# [TASK OBJECTIVE]
Exclude the pictures; give every entry again exactly as written.

--- START ---

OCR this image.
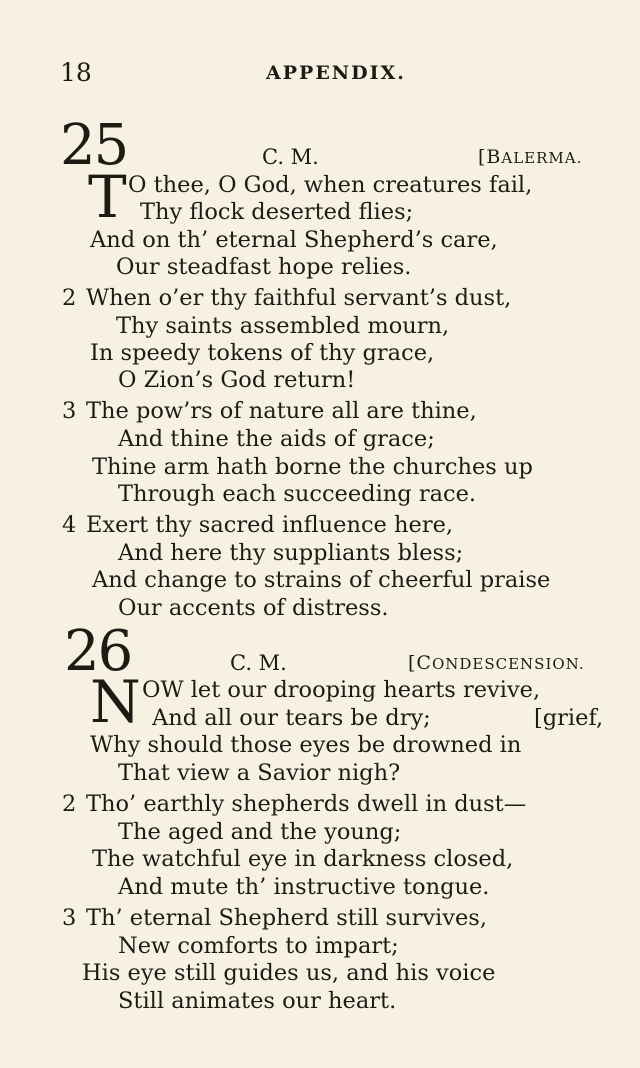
18	APPENDIX.
25	C. M.	[BALERMA.
T O thee, O God, when creatures fail,
Thy flock deserted flies;
And on th’ eternal Shepherd’s care,
Our steadfast hope relies.
2 When o’er thy faithful servant’s dust,
Thy saints assembled mourn,
In speedy tokens of thy grace,
O Zion’s God return!
3 The pow’rs of nature all are thine,
And thine the aids of grace;
Thine arm hath borne the churches up
Through each succeeding race.
4 Exert thy sacred influence here,
And here thy suppliants bless;
And change to strains of cheerful praise
Our accents of distress.
26	C. M.	[CONDESCENSION.
N OW let our drooping hearts revive,
And all our tears be dry;	[grief,
Why should those eyes be drowned in
That view a Savior nigh?
2 Tho’ earthly shepherds dwell in dust—
The aged and the young;
The watchful eye in darkness closed,
And mute th’ instructive tongue.
3 Th’ eternal Shepherd still survives,
New comforts to impart;
His eye still guides us, and his voice
Still animates our heart.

--- END ---

# [RESULT]
OCR this image.
18	APPENDIX.
25	C. M.	[BALERMA.
T O thee, O God, when creatures fail,
Thy flock deserted flies;
And on th’ eternal Shepherd’s care,
Our steadfast hope relies.
2 When o’er thy faithful servant’s dust,
Thy saints assembled mourn,
In speedy tokens of thy grace,
O Zion’s God return!
3 The pow’rs of nature all are thine,
And thine the aids of grace;
Thine arm hath borne the churches up
Through each succeeding race.
4 Exert thy sacred influence here,
And here thy suppliants bless;
And change to strains of cheerful praise
Our accents of distress.
26	C. M.	[CONDESCENSION.
N OW let our drooping hearts revive,
And all our tears be dry;	[grief,
Why should those eyes be drowned in
That view a Savior nigh?
2 Tho’ earthly shepherds dwell in dust—
The aged and the young;
The watchful eye in darkness closed,
And mute th’ instructive tongue.
3 Th’ eternal Shepherd still survives,
New comforts to impart;
His eye still guides us, and his voice
Still animates our heart.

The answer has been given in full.